*What is asked*.
Your task is to locate every line holding the string "Total" and to copy each of them.

*Task input*.
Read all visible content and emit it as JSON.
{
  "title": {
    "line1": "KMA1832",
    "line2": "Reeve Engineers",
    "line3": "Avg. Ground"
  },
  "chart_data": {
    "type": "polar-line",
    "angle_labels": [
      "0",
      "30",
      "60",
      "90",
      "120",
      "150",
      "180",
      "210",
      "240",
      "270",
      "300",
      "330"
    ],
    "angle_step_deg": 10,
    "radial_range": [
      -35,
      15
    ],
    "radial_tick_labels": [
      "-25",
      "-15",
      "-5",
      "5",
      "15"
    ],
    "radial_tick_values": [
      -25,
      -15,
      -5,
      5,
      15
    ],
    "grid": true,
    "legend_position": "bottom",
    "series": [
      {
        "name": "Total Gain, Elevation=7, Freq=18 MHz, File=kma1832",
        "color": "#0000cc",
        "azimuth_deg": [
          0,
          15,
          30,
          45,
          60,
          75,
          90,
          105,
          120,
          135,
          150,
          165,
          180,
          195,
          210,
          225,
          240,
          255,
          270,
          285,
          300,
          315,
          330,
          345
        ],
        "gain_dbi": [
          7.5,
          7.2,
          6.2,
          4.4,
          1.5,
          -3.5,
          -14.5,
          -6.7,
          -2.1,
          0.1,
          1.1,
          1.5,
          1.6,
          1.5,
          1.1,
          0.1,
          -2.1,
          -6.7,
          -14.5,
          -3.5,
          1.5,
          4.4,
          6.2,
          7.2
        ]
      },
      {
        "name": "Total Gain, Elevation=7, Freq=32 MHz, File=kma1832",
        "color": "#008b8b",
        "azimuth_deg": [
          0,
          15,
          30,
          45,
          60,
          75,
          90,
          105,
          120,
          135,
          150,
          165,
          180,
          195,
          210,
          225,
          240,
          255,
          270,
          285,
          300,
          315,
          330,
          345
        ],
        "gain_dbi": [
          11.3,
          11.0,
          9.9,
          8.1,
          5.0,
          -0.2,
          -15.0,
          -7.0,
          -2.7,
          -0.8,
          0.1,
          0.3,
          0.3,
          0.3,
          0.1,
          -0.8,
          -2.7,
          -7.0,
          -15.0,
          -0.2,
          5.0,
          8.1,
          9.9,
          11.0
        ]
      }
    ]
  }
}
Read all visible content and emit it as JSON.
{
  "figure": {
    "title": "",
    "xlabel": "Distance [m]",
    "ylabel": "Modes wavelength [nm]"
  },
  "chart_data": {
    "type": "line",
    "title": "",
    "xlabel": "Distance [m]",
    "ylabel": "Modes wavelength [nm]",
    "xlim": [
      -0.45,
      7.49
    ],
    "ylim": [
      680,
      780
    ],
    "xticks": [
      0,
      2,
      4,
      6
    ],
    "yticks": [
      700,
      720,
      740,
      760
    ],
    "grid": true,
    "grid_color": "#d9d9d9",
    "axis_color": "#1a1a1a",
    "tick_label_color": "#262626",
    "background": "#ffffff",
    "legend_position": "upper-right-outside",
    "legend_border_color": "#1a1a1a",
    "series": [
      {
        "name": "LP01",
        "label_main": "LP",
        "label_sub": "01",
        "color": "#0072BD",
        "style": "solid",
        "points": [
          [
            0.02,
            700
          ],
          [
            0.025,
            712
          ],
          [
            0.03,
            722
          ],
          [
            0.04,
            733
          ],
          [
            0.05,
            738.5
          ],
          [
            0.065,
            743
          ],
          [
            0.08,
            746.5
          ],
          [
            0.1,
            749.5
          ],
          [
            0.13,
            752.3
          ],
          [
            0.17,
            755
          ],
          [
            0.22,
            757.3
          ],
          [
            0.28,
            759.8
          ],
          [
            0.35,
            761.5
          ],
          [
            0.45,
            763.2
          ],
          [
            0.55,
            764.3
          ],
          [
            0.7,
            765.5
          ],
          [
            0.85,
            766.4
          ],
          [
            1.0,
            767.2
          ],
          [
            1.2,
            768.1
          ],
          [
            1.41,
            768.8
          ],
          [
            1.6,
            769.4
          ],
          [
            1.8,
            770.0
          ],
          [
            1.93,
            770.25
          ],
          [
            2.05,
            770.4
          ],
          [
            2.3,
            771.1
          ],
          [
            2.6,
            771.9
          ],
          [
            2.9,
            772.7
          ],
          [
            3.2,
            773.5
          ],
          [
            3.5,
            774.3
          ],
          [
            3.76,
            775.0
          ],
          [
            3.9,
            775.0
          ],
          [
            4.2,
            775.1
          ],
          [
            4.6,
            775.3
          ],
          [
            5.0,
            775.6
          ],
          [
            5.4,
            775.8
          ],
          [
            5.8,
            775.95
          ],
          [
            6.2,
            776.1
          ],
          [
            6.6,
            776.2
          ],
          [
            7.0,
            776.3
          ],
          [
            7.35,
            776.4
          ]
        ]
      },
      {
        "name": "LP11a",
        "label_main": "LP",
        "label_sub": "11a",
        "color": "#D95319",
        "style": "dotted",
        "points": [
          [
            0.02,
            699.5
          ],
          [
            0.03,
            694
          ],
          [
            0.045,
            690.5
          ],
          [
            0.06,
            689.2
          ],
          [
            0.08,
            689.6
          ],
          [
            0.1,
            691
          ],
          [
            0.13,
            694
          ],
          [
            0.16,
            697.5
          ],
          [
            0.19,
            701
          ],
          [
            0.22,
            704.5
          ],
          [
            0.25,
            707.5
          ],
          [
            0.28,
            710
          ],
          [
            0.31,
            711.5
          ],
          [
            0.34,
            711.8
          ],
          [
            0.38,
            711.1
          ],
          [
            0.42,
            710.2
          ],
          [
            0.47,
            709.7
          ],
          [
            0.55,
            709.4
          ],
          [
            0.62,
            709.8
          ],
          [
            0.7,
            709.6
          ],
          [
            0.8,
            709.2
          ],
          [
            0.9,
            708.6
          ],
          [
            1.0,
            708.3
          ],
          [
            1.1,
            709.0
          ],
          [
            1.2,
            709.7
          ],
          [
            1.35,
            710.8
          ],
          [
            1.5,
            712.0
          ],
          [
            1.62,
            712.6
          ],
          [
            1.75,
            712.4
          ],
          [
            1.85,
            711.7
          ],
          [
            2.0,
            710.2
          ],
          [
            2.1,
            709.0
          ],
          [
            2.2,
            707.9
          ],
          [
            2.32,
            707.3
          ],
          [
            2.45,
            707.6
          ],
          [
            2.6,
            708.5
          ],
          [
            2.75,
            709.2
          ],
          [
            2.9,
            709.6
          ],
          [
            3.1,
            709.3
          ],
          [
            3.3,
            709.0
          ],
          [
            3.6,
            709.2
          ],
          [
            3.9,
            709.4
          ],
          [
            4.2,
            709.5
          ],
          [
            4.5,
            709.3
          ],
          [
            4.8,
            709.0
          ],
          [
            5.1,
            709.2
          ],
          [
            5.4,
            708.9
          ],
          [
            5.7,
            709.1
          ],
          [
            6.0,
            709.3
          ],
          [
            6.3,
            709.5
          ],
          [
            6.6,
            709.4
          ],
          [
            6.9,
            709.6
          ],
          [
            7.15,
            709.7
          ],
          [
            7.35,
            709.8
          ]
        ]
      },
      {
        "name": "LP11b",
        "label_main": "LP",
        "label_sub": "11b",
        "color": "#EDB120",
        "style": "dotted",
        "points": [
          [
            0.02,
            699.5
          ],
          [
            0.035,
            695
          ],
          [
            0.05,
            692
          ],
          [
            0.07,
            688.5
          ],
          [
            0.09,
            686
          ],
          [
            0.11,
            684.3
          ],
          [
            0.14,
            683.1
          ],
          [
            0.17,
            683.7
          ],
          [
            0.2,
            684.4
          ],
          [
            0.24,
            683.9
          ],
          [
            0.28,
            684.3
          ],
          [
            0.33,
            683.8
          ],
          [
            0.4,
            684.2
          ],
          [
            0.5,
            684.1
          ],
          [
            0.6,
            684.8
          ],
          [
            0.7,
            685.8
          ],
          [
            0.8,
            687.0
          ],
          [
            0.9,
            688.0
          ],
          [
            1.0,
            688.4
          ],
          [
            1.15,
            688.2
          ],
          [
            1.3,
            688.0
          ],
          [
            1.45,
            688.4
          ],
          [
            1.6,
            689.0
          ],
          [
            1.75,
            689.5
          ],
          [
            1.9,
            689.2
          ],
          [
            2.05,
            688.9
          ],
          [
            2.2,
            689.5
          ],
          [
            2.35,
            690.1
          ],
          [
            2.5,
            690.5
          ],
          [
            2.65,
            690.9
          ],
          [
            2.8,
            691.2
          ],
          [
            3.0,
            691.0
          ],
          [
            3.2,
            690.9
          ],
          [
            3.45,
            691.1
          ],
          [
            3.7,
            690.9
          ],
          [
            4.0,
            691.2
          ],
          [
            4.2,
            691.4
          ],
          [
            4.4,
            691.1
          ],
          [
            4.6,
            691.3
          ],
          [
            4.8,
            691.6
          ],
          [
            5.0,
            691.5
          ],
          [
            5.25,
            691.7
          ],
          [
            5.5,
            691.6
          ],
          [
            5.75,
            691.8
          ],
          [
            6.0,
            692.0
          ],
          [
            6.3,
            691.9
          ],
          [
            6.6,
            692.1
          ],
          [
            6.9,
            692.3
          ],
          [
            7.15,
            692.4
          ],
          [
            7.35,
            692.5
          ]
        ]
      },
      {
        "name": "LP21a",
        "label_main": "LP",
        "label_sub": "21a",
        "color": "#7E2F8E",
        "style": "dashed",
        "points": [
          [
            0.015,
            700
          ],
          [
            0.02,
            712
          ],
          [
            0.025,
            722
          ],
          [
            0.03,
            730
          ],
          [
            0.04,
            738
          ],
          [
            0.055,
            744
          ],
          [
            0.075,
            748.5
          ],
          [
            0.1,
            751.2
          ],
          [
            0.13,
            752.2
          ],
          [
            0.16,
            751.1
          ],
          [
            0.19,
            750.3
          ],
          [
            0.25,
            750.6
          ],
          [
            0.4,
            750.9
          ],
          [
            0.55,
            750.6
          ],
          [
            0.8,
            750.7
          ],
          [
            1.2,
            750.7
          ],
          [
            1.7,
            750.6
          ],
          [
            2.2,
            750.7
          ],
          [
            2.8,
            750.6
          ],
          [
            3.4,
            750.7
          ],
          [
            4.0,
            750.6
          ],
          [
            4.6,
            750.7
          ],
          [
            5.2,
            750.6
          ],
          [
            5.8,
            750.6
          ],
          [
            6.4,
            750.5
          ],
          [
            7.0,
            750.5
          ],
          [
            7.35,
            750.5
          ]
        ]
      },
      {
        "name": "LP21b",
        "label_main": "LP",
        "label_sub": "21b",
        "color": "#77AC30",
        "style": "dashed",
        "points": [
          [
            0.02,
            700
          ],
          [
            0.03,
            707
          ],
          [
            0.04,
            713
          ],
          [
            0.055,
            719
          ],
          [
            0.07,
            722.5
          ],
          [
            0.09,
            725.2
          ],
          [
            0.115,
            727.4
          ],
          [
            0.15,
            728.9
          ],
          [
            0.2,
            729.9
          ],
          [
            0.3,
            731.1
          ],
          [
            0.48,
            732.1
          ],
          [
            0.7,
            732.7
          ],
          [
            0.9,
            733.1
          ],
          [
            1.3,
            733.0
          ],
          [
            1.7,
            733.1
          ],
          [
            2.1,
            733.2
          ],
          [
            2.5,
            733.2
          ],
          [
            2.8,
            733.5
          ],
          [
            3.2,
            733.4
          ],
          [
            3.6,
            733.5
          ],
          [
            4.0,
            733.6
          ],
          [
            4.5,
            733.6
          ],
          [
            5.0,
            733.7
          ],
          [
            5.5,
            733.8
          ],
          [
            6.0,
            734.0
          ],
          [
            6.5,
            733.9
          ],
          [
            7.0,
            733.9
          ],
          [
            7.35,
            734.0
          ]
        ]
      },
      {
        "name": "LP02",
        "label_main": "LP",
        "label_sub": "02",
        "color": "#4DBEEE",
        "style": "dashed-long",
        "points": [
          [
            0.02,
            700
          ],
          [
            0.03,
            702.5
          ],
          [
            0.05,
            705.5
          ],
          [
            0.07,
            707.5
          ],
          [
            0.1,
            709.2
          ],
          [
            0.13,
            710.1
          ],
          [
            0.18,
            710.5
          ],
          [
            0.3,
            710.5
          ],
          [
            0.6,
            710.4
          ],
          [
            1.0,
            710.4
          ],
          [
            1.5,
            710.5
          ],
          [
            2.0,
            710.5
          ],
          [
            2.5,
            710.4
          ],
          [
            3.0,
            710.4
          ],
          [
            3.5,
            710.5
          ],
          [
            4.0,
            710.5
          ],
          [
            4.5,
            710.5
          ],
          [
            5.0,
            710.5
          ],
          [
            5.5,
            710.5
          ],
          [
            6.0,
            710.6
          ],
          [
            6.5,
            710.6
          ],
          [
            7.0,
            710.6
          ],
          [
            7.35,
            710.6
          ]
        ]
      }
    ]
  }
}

*Correct result*.
        "name": "Total Gain, Elevation=7, Freq=18 MHz, File=kma1832",
        "name": "Total Gain, Elevation=7, Freq=32 MHz, File=kma1832",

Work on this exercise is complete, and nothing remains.